··· Data for this exercise
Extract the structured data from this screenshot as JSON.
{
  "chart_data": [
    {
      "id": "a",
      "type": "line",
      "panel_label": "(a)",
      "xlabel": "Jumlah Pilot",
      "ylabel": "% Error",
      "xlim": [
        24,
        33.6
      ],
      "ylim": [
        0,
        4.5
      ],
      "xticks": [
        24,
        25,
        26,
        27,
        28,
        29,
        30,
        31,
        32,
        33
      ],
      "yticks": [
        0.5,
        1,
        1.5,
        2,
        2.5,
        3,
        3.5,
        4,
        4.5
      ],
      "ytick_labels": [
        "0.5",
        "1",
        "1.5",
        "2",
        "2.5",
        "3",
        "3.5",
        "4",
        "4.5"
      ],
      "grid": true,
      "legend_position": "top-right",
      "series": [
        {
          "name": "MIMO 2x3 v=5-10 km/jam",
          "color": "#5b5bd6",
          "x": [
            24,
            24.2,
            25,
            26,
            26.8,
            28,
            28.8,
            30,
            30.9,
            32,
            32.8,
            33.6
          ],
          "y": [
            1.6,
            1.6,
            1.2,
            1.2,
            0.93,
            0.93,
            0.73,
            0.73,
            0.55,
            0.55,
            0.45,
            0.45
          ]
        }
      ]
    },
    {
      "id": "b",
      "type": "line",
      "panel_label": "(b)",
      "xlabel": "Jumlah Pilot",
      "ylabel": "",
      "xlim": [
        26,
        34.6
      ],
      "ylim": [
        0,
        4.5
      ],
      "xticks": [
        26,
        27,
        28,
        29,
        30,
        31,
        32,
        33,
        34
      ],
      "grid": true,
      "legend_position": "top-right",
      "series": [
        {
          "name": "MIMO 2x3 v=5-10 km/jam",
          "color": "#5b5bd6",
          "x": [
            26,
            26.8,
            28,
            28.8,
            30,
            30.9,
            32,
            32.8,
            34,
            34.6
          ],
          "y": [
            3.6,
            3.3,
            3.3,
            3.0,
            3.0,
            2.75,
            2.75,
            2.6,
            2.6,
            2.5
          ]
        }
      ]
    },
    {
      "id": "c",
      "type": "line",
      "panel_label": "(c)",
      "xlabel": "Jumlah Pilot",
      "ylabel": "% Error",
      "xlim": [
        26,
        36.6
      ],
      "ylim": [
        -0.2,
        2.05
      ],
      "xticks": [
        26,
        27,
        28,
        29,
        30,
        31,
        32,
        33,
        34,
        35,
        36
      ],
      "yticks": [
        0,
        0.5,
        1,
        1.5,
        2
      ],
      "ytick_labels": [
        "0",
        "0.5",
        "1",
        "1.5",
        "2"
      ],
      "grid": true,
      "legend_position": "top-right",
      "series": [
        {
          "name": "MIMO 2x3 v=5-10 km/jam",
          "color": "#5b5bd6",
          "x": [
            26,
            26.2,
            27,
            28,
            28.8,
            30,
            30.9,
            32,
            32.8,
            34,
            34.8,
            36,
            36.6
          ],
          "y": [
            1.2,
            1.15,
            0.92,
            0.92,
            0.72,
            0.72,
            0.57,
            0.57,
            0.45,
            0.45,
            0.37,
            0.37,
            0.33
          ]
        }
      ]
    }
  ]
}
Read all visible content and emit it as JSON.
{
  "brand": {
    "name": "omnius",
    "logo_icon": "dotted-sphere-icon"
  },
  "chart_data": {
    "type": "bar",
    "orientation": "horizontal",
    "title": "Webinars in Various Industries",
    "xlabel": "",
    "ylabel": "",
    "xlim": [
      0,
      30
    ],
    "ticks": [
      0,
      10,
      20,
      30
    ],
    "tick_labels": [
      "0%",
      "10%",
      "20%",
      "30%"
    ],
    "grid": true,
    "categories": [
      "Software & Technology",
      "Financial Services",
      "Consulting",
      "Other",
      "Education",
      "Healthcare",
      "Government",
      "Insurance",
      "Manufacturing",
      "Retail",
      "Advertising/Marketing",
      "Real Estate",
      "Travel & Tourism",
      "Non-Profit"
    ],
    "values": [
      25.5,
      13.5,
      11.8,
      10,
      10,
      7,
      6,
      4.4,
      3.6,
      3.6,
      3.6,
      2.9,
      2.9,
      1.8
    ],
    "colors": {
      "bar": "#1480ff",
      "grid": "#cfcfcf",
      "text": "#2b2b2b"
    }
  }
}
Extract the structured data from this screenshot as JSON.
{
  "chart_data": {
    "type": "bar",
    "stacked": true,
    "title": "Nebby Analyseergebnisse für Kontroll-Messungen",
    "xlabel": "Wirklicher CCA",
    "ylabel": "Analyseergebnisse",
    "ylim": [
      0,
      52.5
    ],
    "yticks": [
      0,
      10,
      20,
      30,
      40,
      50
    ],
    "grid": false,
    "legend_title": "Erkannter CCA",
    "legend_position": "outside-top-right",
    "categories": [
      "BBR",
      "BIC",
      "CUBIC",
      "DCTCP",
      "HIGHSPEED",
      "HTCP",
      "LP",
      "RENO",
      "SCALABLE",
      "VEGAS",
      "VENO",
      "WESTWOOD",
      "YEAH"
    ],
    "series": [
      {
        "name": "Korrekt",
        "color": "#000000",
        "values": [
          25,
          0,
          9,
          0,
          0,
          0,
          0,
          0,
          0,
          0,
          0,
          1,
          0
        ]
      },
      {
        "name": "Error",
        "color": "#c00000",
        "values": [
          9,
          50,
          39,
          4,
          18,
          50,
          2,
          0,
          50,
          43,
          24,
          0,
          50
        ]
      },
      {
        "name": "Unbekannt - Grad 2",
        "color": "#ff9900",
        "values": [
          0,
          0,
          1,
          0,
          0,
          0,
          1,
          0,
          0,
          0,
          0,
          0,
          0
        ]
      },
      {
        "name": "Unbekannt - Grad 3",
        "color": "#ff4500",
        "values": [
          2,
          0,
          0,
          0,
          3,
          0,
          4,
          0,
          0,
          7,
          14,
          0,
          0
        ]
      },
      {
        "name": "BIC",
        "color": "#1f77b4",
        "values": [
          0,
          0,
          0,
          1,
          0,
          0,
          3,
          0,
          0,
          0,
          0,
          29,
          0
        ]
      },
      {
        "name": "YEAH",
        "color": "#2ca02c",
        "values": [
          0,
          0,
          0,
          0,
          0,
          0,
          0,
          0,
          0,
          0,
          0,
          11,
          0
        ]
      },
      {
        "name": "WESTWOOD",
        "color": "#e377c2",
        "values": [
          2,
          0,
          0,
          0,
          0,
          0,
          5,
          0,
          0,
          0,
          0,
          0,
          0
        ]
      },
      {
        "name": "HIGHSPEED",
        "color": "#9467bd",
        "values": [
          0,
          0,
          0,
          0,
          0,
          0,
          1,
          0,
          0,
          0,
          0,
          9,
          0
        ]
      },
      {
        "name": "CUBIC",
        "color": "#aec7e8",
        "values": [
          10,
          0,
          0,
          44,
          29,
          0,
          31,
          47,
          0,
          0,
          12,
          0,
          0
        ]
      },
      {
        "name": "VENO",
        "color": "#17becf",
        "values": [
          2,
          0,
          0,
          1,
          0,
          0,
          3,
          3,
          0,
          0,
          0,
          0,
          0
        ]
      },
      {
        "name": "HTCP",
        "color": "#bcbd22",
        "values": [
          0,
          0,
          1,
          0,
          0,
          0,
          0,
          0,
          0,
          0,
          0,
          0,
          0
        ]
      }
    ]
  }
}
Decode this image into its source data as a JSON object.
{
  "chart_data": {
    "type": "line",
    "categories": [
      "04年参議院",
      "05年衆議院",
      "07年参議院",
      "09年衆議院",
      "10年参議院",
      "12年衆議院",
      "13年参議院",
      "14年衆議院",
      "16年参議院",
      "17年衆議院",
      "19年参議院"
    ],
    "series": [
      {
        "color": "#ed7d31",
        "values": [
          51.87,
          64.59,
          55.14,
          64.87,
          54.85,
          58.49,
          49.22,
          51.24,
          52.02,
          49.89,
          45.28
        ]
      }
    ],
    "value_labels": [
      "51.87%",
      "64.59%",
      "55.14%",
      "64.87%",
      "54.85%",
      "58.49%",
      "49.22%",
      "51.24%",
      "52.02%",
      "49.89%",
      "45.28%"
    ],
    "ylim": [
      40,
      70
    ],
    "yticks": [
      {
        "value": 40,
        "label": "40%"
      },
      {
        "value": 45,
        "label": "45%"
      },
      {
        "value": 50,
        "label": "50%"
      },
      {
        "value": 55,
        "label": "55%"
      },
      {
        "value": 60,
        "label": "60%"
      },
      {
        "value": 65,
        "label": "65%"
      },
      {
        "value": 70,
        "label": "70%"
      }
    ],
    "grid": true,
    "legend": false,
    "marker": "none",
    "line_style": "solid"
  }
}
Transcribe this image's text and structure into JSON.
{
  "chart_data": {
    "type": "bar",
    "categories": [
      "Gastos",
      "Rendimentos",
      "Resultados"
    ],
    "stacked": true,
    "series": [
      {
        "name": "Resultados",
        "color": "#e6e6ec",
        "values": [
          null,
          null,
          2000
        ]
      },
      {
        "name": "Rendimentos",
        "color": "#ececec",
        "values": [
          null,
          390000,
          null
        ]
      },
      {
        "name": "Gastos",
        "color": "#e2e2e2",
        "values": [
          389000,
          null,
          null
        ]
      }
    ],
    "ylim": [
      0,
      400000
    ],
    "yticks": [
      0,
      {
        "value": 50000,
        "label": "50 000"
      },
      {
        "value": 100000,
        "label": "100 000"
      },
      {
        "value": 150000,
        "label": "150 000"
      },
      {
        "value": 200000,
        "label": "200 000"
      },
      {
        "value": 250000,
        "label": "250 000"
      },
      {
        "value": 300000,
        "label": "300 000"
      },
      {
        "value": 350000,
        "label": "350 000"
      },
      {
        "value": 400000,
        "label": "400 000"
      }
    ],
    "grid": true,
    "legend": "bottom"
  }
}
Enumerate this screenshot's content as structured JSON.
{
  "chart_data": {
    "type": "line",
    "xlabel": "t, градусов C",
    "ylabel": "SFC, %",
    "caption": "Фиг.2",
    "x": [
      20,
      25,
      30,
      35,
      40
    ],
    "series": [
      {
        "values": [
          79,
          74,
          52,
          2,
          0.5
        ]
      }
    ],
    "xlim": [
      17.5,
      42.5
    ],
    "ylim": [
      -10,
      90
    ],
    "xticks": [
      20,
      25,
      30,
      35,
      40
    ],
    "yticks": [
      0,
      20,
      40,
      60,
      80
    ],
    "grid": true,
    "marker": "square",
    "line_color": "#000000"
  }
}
······
Aim of the exercise: Write out each line of the data that holds the string "content".

Result for this task:
Read all visible content and emit it as JSON.
Enumerate this screenshot's content as structured JSON.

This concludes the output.